** JOB **
Without skipping anything, write out each record below exactly.

[Stored entries]
* BEGIN *

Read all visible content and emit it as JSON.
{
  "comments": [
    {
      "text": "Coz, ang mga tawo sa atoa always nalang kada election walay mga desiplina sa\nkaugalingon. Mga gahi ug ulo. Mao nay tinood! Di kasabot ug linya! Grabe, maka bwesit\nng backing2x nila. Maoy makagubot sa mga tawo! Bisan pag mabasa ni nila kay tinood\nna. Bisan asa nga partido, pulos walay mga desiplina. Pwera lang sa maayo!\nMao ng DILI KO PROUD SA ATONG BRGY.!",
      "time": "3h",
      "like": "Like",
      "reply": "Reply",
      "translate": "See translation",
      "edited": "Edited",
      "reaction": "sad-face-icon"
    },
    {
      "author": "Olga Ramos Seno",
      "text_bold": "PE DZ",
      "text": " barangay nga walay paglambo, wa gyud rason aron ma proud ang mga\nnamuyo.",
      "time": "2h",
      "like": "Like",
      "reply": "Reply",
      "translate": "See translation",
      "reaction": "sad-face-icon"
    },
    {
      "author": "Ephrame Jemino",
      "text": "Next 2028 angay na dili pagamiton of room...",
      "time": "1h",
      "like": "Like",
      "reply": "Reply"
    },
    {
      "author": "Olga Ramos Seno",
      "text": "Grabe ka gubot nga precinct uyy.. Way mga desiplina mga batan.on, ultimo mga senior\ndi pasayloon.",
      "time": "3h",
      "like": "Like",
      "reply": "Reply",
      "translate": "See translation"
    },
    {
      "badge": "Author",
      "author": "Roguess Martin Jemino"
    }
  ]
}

* END *

** ANSWER **
Read all visible content and emit it as JSON.
{
  "comments": [
    {
      "text": "Coz, ang mga tawo sa atoa always nalang kada election walay mga desiplina sa\nkaugalingon. Mga gahi ug ulo. Mao nay tinood! Di kasabot ug linya! Grabe, maka bwesit\nng backing2x nila. Maoy makagubot sa mga tawo! Bisan pag mabasa ni nila kay tinood\nna. Bisan asa nga partido, pulos walay mga desiplina. Pwera lang sa maayo!\nMao ng DILI KO PROUD SA ATONG BRGY.!",
      "time": "3h",
      "like": "Like",
      "reply": "Reply",
      "translate": "See translation",
      "edited": "Edited",
      "reaction": "sad-face-icon"
    },
    {
      "author": "Olga Ramos Seno",
      "text_bold": "PE DZ",
      "text": " barangay nga walay paglambo, wa gyud rason aron ma proud ang mga\nnamuyo.",
      "time": "2h",
      "like": "Like",
      "reply": "Reply",
      "translate": "See translation",
      "reaction": "sad-face-icon"
    },
    {
      "author": "Ephrame Jemino",
      "text": "Next 2028 angay na dili pagamiton of room...",
      "time": "1h",
      "like": "Like",
      "reply": "Reply"
    },
    {
      "author": "Olga Ramos Seno",
      "text": "Grabe ka gubot nga precinct uyy.. Way mga desiplina mga batan.on, ultimo mga senior\ndi pasayloon.",
      "time": "3h",
      "like": "Like",
      "reply": "Reply",
      "translate": "See translation"
    },
    {
      "badge": "Author",
      "author": "Roguess Martin Jemino"
    }
  ]
}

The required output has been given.